Stated goal: Return each line containing the string "Desain".

** START OF Input for this task **

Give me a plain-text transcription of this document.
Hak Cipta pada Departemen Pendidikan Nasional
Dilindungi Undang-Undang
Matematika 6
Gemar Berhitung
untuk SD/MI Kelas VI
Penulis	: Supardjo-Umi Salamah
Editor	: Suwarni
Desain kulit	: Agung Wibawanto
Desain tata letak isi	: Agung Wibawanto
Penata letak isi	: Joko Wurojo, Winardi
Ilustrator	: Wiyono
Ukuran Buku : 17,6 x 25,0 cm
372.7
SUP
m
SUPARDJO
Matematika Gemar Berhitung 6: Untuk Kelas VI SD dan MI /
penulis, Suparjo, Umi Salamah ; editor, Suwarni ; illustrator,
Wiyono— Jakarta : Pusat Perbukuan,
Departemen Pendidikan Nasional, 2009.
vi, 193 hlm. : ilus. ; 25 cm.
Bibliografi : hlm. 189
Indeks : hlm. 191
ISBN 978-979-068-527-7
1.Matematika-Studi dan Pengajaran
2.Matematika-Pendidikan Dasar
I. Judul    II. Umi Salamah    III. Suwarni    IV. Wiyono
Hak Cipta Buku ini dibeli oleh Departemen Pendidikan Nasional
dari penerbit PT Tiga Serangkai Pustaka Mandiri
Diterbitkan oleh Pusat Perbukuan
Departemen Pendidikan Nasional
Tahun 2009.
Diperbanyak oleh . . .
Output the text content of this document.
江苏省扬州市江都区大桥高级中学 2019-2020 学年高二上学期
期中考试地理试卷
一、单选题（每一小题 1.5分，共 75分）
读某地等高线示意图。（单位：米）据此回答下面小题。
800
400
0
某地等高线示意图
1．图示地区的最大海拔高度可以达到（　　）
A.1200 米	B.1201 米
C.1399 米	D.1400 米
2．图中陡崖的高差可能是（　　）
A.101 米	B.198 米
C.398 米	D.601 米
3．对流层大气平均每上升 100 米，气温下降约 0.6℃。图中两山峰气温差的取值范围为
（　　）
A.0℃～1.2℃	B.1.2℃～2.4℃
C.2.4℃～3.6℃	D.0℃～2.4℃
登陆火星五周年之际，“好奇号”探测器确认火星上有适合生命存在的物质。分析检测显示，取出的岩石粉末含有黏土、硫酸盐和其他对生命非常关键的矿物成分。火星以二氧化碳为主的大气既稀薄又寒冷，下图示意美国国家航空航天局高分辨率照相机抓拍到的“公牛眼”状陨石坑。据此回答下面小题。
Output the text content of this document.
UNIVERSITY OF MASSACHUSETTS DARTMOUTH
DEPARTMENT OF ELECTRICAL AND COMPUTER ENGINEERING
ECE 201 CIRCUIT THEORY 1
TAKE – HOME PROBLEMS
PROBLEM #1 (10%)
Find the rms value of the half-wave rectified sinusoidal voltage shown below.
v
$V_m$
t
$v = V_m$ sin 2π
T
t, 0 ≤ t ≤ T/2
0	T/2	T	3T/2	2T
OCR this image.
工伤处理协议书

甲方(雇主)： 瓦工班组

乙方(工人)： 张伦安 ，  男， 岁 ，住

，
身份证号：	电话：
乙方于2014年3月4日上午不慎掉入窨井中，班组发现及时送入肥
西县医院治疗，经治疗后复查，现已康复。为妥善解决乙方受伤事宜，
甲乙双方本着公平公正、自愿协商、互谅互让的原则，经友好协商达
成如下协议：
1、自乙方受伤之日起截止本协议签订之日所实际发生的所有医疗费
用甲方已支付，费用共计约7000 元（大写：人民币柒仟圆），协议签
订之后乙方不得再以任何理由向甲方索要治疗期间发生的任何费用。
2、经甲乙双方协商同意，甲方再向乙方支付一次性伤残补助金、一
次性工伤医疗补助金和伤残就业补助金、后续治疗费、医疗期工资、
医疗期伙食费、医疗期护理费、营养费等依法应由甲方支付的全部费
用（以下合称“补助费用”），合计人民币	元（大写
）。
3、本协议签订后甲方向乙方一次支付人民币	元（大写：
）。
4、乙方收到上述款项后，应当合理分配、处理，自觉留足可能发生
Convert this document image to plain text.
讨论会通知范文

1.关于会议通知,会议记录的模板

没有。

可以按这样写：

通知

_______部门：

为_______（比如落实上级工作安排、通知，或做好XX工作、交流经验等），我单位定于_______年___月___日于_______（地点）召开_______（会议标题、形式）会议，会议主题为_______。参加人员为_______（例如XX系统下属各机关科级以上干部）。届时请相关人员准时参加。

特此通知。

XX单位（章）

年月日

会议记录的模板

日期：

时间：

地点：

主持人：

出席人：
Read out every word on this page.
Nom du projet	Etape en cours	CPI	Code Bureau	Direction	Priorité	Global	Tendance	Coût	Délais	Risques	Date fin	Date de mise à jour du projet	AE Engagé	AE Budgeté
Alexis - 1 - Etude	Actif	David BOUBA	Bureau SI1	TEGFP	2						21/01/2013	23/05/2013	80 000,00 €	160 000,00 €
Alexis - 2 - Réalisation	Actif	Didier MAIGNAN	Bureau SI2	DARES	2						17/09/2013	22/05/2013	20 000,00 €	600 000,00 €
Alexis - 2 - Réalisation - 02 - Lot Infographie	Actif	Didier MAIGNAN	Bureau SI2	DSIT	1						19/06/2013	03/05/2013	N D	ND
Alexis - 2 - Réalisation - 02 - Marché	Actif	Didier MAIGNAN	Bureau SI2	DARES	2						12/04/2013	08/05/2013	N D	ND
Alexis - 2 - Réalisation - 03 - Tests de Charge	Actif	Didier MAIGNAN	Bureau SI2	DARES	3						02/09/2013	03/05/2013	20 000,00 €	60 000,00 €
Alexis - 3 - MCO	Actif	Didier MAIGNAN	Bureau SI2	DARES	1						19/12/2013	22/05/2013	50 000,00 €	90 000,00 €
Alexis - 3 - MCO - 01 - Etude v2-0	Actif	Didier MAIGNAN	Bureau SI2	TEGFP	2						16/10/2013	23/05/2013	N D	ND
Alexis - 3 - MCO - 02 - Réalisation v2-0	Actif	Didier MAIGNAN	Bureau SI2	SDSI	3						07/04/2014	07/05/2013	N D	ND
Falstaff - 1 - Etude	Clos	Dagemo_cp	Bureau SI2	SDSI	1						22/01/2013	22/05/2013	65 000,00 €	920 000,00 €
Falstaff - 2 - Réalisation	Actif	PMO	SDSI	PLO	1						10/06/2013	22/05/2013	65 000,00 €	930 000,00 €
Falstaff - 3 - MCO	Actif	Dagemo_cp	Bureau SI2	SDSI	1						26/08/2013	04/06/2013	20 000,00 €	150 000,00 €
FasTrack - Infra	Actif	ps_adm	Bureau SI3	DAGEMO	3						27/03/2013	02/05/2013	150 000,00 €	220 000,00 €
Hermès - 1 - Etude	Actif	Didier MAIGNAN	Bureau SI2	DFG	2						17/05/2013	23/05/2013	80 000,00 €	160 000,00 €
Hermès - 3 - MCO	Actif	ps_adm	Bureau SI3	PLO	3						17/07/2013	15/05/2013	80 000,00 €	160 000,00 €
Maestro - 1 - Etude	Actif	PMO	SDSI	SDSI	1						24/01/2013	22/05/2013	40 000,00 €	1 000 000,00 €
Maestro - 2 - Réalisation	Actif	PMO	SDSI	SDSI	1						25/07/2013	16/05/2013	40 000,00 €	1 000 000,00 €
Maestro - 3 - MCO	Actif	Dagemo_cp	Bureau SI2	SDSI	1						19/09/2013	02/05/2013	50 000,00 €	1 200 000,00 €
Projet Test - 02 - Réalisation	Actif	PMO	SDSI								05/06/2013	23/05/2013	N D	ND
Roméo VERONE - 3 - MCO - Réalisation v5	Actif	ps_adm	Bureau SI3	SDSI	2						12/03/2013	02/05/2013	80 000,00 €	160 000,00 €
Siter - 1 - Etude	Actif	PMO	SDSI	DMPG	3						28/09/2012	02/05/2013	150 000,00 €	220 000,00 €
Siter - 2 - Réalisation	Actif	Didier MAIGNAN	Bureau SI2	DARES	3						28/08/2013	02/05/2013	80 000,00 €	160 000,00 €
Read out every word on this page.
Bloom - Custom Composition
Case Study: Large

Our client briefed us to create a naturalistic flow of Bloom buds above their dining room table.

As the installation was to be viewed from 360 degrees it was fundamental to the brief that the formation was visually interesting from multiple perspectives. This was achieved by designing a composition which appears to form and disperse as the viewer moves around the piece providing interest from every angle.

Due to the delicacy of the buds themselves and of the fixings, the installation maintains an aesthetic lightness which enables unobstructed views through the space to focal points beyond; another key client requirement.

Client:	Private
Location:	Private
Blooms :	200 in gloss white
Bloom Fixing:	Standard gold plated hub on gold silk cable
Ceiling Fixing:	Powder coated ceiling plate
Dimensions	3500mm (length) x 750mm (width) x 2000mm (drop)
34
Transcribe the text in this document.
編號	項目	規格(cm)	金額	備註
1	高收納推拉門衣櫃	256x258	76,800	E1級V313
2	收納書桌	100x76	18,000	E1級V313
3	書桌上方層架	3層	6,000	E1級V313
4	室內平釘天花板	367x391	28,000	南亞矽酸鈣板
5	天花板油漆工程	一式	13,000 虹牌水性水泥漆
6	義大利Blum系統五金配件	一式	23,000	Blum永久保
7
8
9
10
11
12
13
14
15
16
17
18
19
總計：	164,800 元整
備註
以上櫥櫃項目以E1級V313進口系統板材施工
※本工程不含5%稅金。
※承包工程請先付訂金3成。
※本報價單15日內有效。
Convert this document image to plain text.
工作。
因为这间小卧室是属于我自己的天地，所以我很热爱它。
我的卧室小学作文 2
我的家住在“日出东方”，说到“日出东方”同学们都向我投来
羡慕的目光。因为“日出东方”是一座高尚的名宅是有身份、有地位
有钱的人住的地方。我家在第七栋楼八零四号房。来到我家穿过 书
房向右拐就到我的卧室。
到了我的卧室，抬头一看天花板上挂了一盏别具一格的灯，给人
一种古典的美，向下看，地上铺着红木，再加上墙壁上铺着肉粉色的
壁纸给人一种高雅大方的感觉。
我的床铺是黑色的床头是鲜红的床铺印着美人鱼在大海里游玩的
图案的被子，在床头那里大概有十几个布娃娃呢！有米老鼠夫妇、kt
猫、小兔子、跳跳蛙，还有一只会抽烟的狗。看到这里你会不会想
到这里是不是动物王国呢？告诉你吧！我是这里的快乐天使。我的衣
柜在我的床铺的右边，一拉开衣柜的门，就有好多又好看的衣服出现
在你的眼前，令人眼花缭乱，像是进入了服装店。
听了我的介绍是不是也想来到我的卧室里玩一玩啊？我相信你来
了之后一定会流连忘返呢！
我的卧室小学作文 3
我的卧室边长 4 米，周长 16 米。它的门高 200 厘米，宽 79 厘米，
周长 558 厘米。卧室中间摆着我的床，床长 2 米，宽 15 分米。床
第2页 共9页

** END OF Input for this task **

Expected answer:
Desain kulit	: Agung Wibawanto
Desain tata letak isi	: Agung Wibawanto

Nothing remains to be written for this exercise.